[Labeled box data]
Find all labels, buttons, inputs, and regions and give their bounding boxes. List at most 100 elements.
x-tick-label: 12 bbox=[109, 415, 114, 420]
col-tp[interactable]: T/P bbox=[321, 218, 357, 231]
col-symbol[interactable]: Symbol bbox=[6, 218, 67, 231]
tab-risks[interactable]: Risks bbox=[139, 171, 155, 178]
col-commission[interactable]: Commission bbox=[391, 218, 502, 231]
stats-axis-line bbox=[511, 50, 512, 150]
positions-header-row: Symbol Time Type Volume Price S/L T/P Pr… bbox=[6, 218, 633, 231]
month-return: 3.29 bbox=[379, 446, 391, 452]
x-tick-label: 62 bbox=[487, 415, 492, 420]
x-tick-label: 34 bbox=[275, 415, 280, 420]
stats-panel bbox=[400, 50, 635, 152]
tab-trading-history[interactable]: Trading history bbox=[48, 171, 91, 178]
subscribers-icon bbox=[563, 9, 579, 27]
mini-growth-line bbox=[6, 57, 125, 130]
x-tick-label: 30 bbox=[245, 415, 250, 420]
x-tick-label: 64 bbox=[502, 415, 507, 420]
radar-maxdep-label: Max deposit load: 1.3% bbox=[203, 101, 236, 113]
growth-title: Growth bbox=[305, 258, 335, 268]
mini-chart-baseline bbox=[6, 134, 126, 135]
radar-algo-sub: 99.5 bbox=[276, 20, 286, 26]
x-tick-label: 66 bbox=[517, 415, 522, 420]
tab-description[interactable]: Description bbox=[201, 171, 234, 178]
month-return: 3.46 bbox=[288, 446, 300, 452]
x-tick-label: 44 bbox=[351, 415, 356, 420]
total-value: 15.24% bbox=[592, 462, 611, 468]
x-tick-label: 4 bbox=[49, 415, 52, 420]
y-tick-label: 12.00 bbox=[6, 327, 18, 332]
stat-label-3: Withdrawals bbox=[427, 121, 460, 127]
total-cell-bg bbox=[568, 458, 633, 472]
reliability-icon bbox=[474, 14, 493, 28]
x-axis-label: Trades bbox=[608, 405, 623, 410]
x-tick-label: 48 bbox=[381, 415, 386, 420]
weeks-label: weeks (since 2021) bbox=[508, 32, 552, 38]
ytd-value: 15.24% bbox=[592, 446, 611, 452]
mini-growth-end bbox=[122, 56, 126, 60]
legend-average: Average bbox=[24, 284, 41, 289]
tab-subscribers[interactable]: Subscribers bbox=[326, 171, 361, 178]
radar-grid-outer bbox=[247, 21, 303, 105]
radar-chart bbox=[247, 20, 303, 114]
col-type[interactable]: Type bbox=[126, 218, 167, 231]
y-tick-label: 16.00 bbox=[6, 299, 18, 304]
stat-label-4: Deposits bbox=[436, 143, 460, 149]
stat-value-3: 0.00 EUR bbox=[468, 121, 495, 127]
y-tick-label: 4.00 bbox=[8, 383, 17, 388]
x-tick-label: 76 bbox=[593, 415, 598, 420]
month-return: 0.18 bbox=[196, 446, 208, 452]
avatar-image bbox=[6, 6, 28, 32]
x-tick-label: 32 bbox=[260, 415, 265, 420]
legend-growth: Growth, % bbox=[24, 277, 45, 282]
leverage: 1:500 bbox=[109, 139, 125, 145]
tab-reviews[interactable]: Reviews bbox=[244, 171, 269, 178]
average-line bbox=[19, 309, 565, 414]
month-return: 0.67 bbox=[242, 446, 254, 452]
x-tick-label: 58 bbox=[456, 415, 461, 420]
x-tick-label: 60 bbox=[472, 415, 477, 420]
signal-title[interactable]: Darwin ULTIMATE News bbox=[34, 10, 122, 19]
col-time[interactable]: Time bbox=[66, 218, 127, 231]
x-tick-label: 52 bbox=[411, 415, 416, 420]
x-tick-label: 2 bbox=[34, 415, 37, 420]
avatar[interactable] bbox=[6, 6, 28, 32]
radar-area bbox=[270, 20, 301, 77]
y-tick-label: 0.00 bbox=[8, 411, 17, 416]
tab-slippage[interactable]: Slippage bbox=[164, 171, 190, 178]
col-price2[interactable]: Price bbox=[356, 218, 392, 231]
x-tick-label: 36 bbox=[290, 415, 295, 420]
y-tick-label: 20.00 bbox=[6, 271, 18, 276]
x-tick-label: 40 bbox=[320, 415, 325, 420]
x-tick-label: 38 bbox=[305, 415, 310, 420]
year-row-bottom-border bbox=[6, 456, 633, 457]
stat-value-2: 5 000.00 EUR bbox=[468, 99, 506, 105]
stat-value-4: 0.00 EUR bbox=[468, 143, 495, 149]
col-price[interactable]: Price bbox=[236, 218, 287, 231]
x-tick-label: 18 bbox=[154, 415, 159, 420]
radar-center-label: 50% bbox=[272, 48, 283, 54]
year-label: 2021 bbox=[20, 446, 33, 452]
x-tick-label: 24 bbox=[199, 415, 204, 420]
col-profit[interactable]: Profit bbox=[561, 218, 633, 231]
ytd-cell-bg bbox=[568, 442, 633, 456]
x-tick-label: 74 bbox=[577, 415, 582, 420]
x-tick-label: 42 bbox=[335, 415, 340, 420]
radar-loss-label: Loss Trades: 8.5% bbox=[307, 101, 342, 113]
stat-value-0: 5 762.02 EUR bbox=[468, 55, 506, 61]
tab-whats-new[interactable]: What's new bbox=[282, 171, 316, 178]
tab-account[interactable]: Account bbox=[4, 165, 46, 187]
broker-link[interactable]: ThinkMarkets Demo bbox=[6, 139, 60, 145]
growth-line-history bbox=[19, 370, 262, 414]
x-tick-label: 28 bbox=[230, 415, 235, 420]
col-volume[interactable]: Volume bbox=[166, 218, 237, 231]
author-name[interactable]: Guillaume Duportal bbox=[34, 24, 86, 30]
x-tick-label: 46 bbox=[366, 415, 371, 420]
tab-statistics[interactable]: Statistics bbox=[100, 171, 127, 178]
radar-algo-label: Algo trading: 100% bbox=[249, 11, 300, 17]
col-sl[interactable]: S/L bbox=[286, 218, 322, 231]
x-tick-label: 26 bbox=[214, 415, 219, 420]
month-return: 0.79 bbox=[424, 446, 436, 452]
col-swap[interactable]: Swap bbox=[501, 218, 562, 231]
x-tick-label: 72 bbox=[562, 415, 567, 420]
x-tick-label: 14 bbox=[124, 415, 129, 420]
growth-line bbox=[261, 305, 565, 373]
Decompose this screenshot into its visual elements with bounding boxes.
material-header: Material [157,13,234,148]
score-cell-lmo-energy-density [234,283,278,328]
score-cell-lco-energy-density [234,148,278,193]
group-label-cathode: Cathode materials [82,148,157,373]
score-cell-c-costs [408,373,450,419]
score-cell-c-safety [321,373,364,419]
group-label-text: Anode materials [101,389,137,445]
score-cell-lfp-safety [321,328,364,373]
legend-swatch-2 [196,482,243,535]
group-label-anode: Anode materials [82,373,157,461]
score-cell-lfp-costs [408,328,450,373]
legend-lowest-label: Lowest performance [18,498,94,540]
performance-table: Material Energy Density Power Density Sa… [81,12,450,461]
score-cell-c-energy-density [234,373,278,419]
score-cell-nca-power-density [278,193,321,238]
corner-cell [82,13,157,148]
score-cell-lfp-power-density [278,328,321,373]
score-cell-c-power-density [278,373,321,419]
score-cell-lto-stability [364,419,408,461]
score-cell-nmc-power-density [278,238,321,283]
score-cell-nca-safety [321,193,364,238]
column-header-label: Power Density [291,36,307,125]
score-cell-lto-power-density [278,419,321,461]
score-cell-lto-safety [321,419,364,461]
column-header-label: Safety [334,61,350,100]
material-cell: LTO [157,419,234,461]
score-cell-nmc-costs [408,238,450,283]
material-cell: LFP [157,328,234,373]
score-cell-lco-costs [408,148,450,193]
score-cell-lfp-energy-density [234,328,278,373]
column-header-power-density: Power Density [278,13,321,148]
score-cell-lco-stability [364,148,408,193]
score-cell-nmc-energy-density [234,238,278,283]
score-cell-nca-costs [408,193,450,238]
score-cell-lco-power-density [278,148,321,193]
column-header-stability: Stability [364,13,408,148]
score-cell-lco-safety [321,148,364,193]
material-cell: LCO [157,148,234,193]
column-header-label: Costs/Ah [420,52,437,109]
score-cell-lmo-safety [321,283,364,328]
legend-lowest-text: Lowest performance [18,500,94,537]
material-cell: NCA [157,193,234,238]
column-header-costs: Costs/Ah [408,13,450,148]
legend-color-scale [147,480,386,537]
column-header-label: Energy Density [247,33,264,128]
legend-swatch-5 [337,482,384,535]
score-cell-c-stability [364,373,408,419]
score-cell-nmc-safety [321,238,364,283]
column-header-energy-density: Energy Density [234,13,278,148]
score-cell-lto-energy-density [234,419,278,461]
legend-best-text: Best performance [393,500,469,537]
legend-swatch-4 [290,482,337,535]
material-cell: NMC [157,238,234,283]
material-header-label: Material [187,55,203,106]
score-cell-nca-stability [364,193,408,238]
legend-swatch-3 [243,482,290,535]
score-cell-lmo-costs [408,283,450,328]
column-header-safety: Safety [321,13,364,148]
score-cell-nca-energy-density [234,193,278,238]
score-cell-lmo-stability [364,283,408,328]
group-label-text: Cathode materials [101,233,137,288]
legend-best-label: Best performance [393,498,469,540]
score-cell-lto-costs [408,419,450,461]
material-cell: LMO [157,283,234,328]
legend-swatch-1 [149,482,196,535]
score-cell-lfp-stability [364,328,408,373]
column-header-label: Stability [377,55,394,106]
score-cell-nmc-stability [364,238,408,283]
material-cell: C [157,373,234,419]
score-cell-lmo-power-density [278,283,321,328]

* **Your goal**:
Please quote the lines of the data starting at the beginning of the data and ending at the line that contains "col-symbol[interactable]: Symbol bbox=[6, 218, 67, 231]".

* **Solution for this problem**:
Find all labels, buttons, inputs, and regions and give their bounding boxes. List at most 100 elements.
x-tick-label: 12 bbox=[109, 415, 114, 420]
col-tp[interactable]: T/P bbox=[321, 218, 357, 231]
col-symbol[interactable]: Symbol bbox=[6, 218, 67, 231]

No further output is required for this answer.